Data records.
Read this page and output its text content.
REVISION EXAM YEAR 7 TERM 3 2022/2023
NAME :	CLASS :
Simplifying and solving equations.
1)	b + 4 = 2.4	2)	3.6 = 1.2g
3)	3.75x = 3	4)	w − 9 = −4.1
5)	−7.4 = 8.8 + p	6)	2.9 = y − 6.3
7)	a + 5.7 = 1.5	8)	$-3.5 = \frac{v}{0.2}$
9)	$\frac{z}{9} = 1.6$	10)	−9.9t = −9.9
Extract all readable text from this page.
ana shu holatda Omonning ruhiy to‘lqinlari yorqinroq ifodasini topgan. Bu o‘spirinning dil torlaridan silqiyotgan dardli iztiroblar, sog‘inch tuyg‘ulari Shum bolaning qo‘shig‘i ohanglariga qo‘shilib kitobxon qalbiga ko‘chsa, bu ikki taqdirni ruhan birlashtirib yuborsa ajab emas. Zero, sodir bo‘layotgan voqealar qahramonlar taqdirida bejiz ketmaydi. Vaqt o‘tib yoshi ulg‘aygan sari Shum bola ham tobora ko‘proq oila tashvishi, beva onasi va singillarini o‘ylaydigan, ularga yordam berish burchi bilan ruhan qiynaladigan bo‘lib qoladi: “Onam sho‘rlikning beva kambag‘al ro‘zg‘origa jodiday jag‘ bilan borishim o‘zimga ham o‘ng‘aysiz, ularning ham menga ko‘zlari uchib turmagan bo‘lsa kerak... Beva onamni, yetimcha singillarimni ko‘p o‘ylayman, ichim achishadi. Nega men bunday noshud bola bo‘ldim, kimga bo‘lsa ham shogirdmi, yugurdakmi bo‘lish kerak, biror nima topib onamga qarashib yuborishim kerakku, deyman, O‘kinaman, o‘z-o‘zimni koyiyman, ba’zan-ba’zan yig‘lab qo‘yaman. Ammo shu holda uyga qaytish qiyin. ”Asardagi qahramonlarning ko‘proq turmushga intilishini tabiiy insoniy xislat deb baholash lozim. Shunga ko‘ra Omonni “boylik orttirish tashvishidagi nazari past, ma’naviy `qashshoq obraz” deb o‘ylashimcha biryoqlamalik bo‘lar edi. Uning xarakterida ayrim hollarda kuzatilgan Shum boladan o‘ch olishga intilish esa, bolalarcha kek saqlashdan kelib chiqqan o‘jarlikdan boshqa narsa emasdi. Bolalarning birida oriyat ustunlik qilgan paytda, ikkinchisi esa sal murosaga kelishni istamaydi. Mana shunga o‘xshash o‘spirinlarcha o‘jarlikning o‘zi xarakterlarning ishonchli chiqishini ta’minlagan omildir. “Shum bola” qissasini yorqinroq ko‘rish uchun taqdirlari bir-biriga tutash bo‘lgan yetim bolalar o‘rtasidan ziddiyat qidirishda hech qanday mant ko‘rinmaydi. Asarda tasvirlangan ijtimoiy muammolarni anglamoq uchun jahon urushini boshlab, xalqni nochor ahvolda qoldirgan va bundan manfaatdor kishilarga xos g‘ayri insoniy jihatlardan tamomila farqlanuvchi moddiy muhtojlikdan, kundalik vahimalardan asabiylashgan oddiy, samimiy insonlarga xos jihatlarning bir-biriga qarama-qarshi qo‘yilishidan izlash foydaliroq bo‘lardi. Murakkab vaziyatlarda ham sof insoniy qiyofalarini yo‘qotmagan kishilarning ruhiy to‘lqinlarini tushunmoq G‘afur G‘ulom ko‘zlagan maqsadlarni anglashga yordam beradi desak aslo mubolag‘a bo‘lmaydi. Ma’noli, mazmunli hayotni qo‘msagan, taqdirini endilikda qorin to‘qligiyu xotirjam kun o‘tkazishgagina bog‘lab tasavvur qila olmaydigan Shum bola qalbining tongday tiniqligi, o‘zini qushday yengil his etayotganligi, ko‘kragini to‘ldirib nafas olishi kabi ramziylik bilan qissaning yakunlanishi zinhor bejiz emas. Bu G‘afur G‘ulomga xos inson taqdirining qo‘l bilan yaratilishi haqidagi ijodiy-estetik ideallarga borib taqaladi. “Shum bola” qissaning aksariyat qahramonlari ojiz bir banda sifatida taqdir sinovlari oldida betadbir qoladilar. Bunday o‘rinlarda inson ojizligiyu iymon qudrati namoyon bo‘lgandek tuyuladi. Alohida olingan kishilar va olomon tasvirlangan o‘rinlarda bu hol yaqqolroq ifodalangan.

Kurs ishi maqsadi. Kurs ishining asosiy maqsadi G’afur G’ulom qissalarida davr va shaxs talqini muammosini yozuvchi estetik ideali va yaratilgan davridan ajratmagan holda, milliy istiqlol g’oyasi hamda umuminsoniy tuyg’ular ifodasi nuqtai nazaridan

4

What you are asked to do. Copy out every line of the material above that mentions the word "this".

Exercise result.
Read this page and output its text content.
Extract all readable text from this page.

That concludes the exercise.